**Given problem:**
Copy the data precisely, character for character, and leave out every picture.

**Stored data:**
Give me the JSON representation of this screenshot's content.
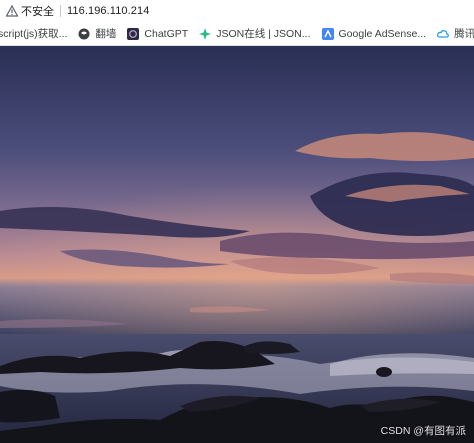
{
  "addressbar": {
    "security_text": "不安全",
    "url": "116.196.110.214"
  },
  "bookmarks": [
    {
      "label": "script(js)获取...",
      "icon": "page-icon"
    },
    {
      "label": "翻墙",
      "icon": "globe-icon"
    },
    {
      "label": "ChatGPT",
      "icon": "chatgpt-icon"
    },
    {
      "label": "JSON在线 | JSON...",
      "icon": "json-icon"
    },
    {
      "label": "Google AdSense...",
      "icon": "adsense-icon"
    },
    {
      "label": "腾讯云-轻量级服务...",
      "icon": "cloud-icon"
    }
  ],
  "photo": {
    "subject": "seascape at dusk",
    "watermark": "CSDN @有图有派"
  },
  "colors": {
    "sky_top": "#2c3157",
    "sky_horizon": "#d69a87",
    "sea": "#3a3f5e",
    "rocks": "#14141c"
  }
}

**Written solution:**
Give me the JSON representation of this screenshot's content.
{
  "addressbar": {
    "security_text": "不安全",
    "url": "116.196.110.214"
  },
  "bookmarks": [
    {
      "label": "script(js)获取...",
      "icon": "page-icon"
    },
    {
      "label": "翻墙",
      "icon": "globe-icon"
    },
    {
      "label": "ChatGPT",
      "icon": "chatgpt-icon"
    },
    {
      "label": "JSON在线 | JSON...",
      "icon": "json-icon"
    },
    {
      "label": "Google AdSense...",
      "icon": "adsense-icon"
    },
    {
      "label": "腾讯云-轻量级服务...",
      "icon": "cloud-icon"
    }
  ],
  "photo": {
    "subject": "seascape at dusk",
    "watermark": "CSDN @有图有派"
  },
  "colors": {
    "sky_top": "#2c3157",
    "sky_horizon": "#d69a87",
    "sea": "#3a3f5e",
    "rocks": "#14141c"
  }
}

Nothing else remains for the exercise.